Retype each line of the material below without any change, and leave the pictures out of your answer.

-- begin Data provided --

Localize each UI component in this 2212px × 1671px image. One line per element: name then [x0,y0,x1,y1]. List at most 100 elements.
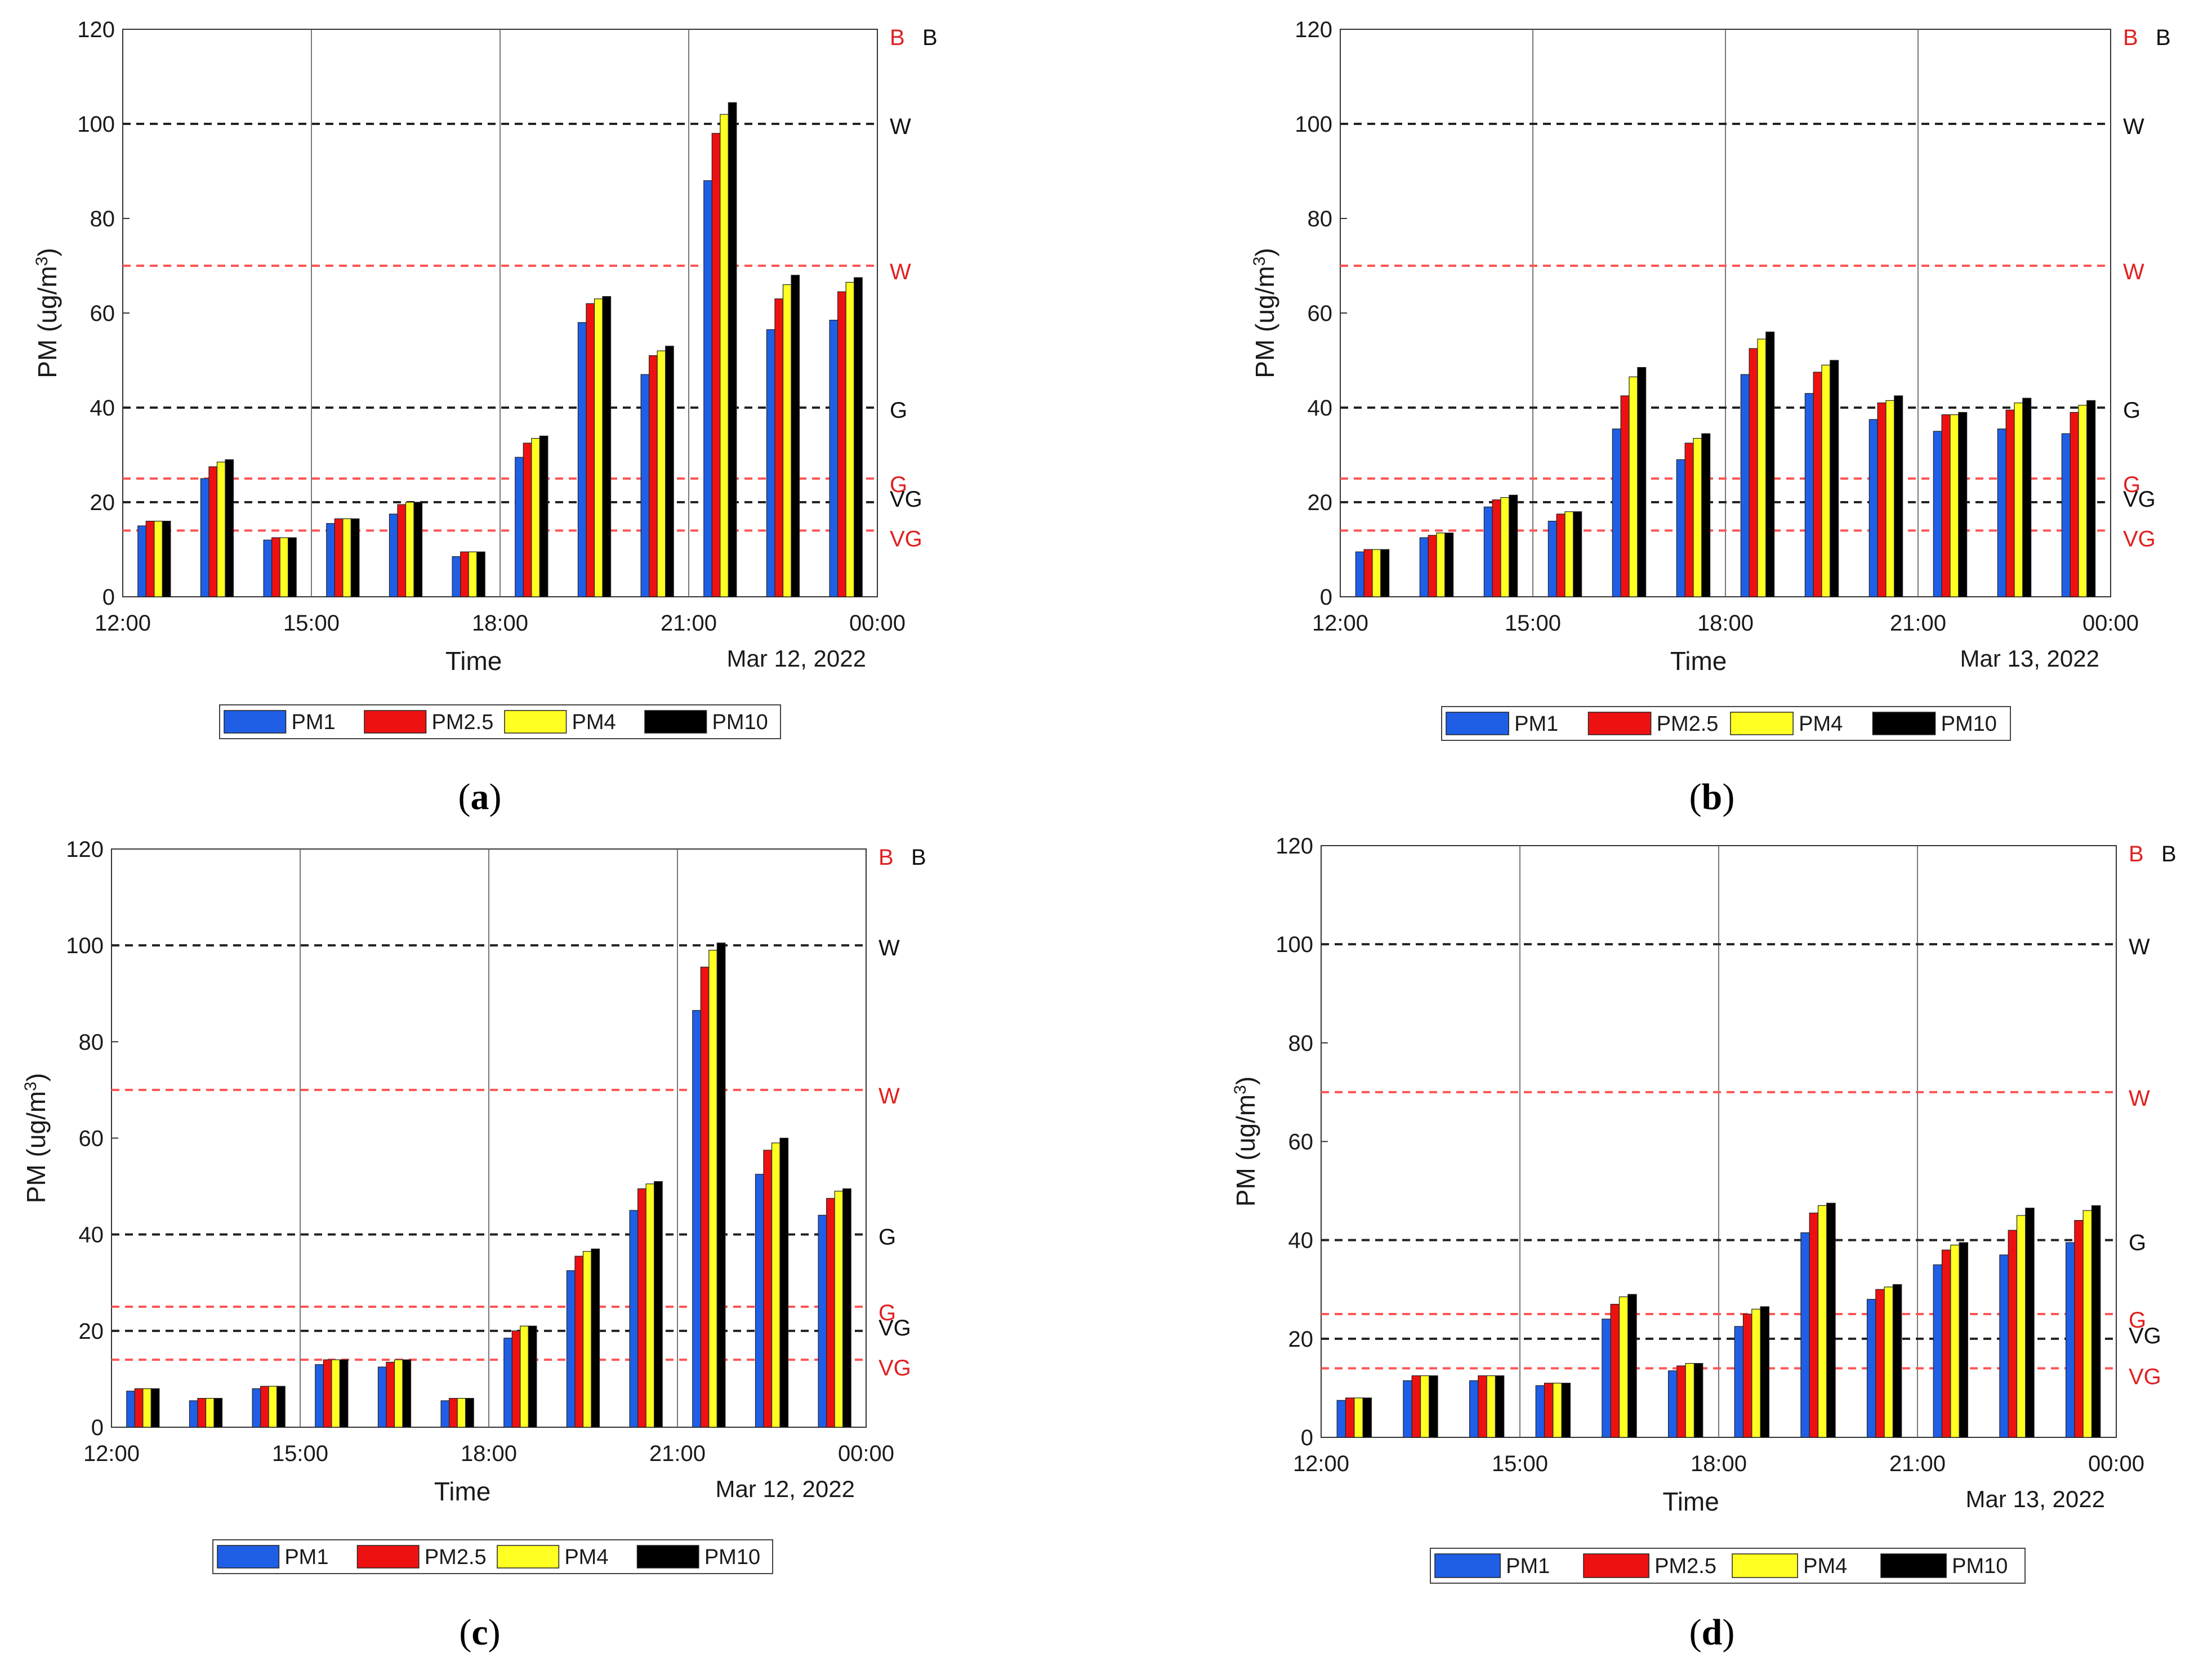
x-tick-label: 00:00 [838,1441,894,1466]
y-tick-label: 20 [1288,1327,1314,1352]
bar-pm10 [1380,549,1390,597]
bar-pm10 [350,518,360,597]
legend-label: PM2.5 [1654,1554,1716,1578]
y-tick-label: 40 [90,396,115,421]
bar-pm10 [1958,412,1968,597]
threshold-label: G [890,398,907,423]
legend-swatch-pm10 [644,710,707,734]
bar-pm10 [1894,395,1903,597]
bar-pm25 [1610,1303,1620,1438]
x-tick-label: 18:00 [472,611,528,636]
bar-pm25 [2008,1230,2018,1438]
threshold-label: VG [878,1316,911,1341]
y-tick-label: 80 [1288,1031,1314,1056]
y-tick-label: 100 [1276,932,1313,957]
bar-pm10 [2022,397,2032,597]
bar-pm4 [1618,1296,1629,1438]
bar-pm10 [716,942,726,1428]
y-axis-title-text: PM (ug/m3) [1250,248,1280,378]
threshold-label: W [2123,260,2144,284]
legend-label: PM1 [292,711,336,734]
y-axis-title: PM (ug/m3) [33,248,63,378]
legend-label: PM10 [1952,1554,2008,1578]
threshold-label: G [878,1225,896,1250]
bar-pm4 [1751,1308,1761,1438]
legend-swatch-pm4 [1732,1553,1798,1578]
x-tick-label: 21:00 [649,1441,706,1466]
legend-swatch-pm1 [217,1545,280,1569]
bar-pm4 [2016,1215,2026,1438]
x-axis-title: Time [434,1477,491,1506]
bar-pm10 [1561,1383,1571,1438]
caption-b: (b) [1689,776,1735,817]
bar-pm4 [1950,1244,1960,1438]
bar-pm1 [1535,1385,1545,1438]
legend-label: PM2.5 [432,711,494,734]
legend-swatch-pm25 [356,1545,420,1569]
legend-swatch-pm1 [224,710,287,734]
bar-pm10 [2086,400,2096,597]
threshold-label-b-black: B [922,25,938,50]
caption-c-letter: c [471,1612,488,1653]
bar-pm10 [1627,1294,1637,1438]
y-tick-label: 80 [1308,207,1333,231]
y-tick-label: 120 [1295,17,1332,42]
legend-label: PM4 [1799,712,1843,736]
y-tick-label: 120 [1276,834,1313,859]
threshold-label: VG [2129,1324,2161,1348]
bar-pm25 [1742,1313,1752,1438]
threshold-label-b-red: B [2123,25,2138,50]
legend-swatch-pm10 [636,1545,699,1569]
bar-pm10 [539,435,548,597]
y-tick-label: 120 [77,17,115,42]
threshold-label: G [2129,1308,2146,1333]
legend-label: PM1 [1514,712,1558,736]
bar-pm25 [1875,1289,1885,1438]
legend-label: PM10 [1941,712,1997,736]
x-tick-label: 15:00 [283,611,340,636]
caption-c: (c) [459,1612,501,1653]
threshold-label: W [2123,114,2144,139]
threshold-label-b-red: B [878,845,894,870]
bar-pm4 [2082,1210,2093,1438]
threshold-label: W [2129,1086,2150,1111]
bar-pm10 [1509,494,1518,597]
bar-pm25 [1345,1397,1355,1438]
bar-pm1 [1734,1326,1744,1438]
legend-label: PM1 [284,1545,328,1569]
bar-pm10 [476,551,485,597]
date-label: Mar 13, 2022 [1960,645,2100,672]
date-label: Mar 12, 2022 [727,645,867,672]
bar-pm10 [413,502,423,597]
threshold-label: VG [2129,1364,2161,1389]
bar-pm10 [1495,1375,1505,1438]
legend-swatch-pm10 [1880,1553,1947,1578]
y-tick-label: 40 [79,1223,104,1248]
y-tick-label: 0 [1320,585,1332,610]
legend-swatch-pm10 [1872,712,1936,735]
x-tick-label: 12:00 [1312,611,1368,636]
legend-swatch-pm4 [497,1545,560,1569]
bar-pm10 [842,1188,851,1428]
y-tick-label: 0 [1301,1426,1313,1450]
y-tick-label: 100 [66,933,104,958]
bar-pm10 [162,520,171,597]
threshold-label-b-red: B [2129,842,2144,866]
bar-pm1 [1866,1299,1876,1438]
bar-pm1 [1667,1370,1678,1438]
x-tick-label: 18:00 [1697,611,1754,636]
y-tick-label: 60 [1308,301,1333,326]
y-tick-label: 60 [1288,1130,1314,1155]
legend-swatch-pm25 [1583,1553,1649,1578]
bar-pm1 [1999,1254,2009,1438]
threshold-label: VG [2123,487,2156,512]
legend-label: PM1 [1506,1554,1550,1578]
y-tick-label: 100 [1295,112,1332,137]
bar-pm10 [1760,1306,1770,1438]
threshold-label: W [890,260,911,284]
x-tick-label: 12:00 [95,611,151,636]
y-tick-label: 80 [90,207,115,231]
bar-pm10 [150,1388,160,1428]
bar-pm4 [1486,1375,1496,1438]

-- end Data provided --

_Response to the exercise_
Localize each UI component in this 2212px × 1671px image. One line per element: name then [x0,y0,x1,y1]. List at most 100 elements.
x-tick-label: 00:00 [838,1441,894,1466]
y-tick-label: 20 [1288,1327,1314,1352]
bar-pm10 [1380,549,1390,597]
bar-pm10 [350,518,360,597]
legend-label: PM2.5 [1654,1554,1716,1578]
y-tick-label: 40 [90,396,115,421]
bar-pm10 [1958,412,1968,597]
threshold-label: G [890,398,907,423]
legend-swatch-pm10 [644,710,707,734]
bar-pm10 [1894,395,1903,597]
bar-pm25 [1610,1303,1620,1438]
x-tick-label: 18:00 [472,611,528,636]
bar-pm25 [2008,1230,2018,1438]
threshold-label: VG [878,1316,911,1341]
y-tick-label: 80 [1288,1031,1314,1056]
y-tick-label: 100 [1276,932,1313,957]
bar-pm10 [2022,397,2032,597]
bar-pm4 [1618,1296,1629,1438]
bar-pm10 [716,942,726,1428]
y-axis-title-text: PM (ug/m3) [1250,248,1280,378]
threshold-label: W [2123,260,2144,284]
legend-label: PM1 [292,711,336,734]
y-axis-title: PM (ug/m3) [33,248,63,378]
legend-label: PM10 [1952,1554,2008,1578]
threshold-label: G [878,1225,896,1250]
bar-pm4 [1751,1308,1761,1438]
legend-swatch-pm4 [1732,1553,1798,1578]
x-tick-label: 21:00 [649,1441,706,1466]
legend-swatch-pm1 [217,1545,280,1569]
bar-pm4 [2016,1215,2026,1438]
x-axis-title: Time [434,1477,491,1506]
bar-pm10 [1561,1383,1571,1438]
caption-b: (b) [1689,776,1735,817]
bar-pm4 [1950,1244,1960,1438]
bar-pm1 [1535,1385,1545,1438]
legend-label: PM2.5 [432,711,494,734]
legend-swatch-pm25 [356,1545,420,1569]
legend-swatch-pm1 [224,710,287,734]
bar-pm10 [2086,400,2096,597]
threshold-label-b-black: B [922,25,938,50]
caption-c-letter: c [471,1612,488,1653]
bar-pm10 [1627,1294,1637,1438]
y-tick-label: 80 [1308,207,1333,231]
y-tick-label: 120 [1295,17,1332,42]
legend-label: PM4 [1799,712,1843,736]
y-tick-label: 120 [1276,834,1313,859]
threshold-label: VG [2129,1324,2161,1348]
bar-pm25 [1742,1313,1752,1438]
threshold-label-b-red: B [2123,25,2138,50]
legend-swatch-pm10 [636,1545,699,1569]
bar-pm10 [539,435,548,597]
y-tick-label: 120 [77,17,115,42]
threshold-label: G [2129,1308,2146,1333]
legend-label: PM1 [1514,712,1558,736]
bar-pm25 [1875,1289,1885,1438]
legend-label: PM10 [1941,712,1997,736]
x-tick-label: 15:00 [283,611,340,636]
caption-c: (c) [459,1612,501,1653]
threshold-label: W [2123,114,2144,139]
threshold-label-b-red: B [878,845,894,870]
bar-pm4 [2082,1210,2093,1438]
threshold-label: W [2129,1086,2150,1111]
bar-pm10 [1509,494,1518,597]
bar-pm25 [1345,1397,1355,1438]
bar-pm1 [1734,1326,1744,1438]
legend-label: PM1 [284,1545,328,1569]
bar-pm10 [476,551,485,597]
date-label: Mar 13, 2022 [1960,645,2100,672]
date-label: Mar 12, 2022 [727,645,867,672]
bar-pm10 [413,502,423,597]
threshold-label: VG [2129,1364,2161,1389]
bar-pm10 [1495,1375,1505,1438]
legend-swatch-pm10 [1880,1553,1947,1578]
y-tick-label: 40 [79,1223,104,1248]
y-tick-label: 0 [1320,585,1332,610]
legend-swatch-pm10 [1872,712,1936,735]
x-tick-label: 12:00 [1312,611,1368,636]
legend-swatch-pm4 [497,1545,560,1569]
bar-pm10 [842,1188,851,1428]
y-tick-label: 0 [1301,1426,1313,1450]
y-tick-label: 100 [66,933,104,958]
bar-pm10 [162,520,171,597]
threshold-label-b-red: B [2129,842,2144,866]
bar-pm1 [1866,1299,1876,1438]
bar-pm1 [1667,1370,1678,1438]
x-tick-label: 18:00 [1697,611,1754,636]
y-tick-label: 60 [1308,301,1333,326]
y-tick-label: 60 [1288,1130,1314,1155]
legend-swatch-pm25 [1583,1553,1649,1578]
bar-pm1 [1999,1254,2009,1438]
threshold-label: VG [2123,487,2156,512]
legend-label: PM1 [1506,1554,1550,1578]
y-tick-label: 100 [1295,112,1332,137]
bar-pm10 [1760,1306,1770,1438]
threshold-label: W [890,260,911,284]
x-tick-label: 12:00 [95,611,151,636]
y-tick-label: 80 [90,207,115,231]
bar-pm10 [150,1388,160,1428]
bar-pm4 [1486,1375,1496,1438]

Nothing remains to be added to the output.